**Dataset records:**
☆ ☆ ☆ ☆
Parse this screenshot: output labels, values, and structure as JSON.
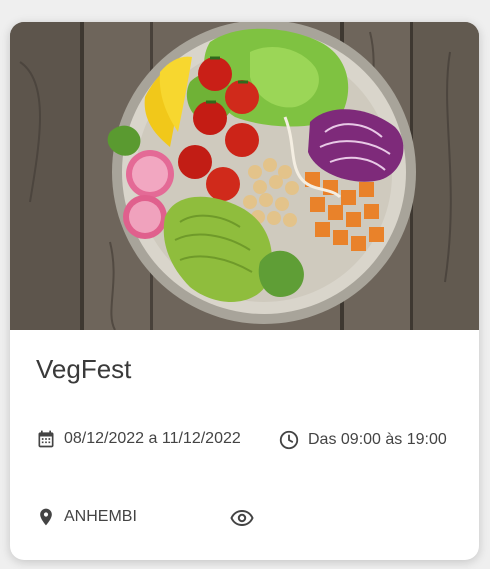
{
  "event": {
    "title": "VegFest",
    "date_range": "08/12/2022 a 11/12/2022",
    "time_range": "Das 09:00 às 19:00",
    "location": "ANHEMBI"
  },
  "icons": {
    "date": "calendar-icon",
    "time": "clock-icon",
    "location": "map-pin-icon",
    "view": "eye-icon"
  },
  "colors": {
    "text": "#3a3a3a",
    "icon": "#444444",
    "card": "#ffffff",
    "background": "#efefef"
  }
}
☆ ☆ ☆ ☆
**Directive:** In the copy, include no pictures; restate the listing above exactly.

**Reply to the exercise:**
Parse this screenshot: output labels, values, and structure as JSON.
{
  "event": {
    "title": "VegFest",
    "date_range": "08/12/2022 a 11/12/2022",
    "time_range": "Das 09:00 às 19:00",
    "location": "ANHEMBI"
  },
  "icons": {
    "date": "calendar-icon",
    "time": "clock-icon",
    "location": "map-pin-icon",
    "view": "eye-icon"
  },
  "colors": {
    "text": "#3a3a3a",
    "icon": "#444444",
    "card": "#ffffff",
    "background": "#efefef"
  }
}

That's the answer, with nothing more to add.